### Exercise:
Select, from the material below, each line with "students" in it.

Items listed in a dataset
#####

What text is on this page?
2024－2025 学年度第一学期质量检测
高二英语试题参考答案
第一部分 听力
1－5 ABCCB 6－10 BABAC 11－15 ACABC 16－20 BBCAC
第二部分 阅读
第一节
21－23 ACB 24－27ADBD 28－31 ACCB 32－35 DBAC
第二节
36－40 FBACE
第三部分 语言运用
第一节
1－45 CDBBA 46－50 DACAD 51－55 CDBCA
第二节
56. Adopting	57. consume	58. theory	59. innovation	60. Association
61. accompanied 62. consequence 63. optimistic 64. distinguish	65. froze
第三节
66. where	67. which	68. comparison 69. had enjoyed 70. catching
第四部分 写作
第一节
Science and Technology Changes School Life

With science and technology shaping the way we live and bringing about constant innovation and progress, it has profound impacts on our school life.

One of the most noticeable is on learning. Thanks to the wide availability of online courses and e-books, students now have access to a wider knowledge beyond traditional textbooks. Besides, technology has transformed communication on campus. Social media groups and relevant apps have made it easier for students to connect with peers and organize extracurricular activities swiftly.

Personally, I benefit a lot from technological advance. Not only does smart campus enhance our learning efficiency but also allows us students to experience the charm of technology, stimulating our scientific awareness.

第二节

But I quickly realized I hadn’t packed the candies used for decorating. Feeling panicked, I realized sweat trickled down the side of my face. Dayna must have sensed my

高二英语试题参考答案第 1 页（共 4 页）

#####

### Answer to the exercise:
One of the most noticeable is on learning. Thanks to the wide availability of online courses and e-books, students now have access to a wider knowledge beyond traditional textbooks. Besides, technology has transformed communication on campus. Social media groups and relevant apps have made it easier for students to connect with peers and organize extracurricular activities swiftly.
Personally, I benefit a lot from technological advance. Not only does smart campus enhance our learning efficiency but also allows us students to experience the charm of technology, stimulating our scientific awareness.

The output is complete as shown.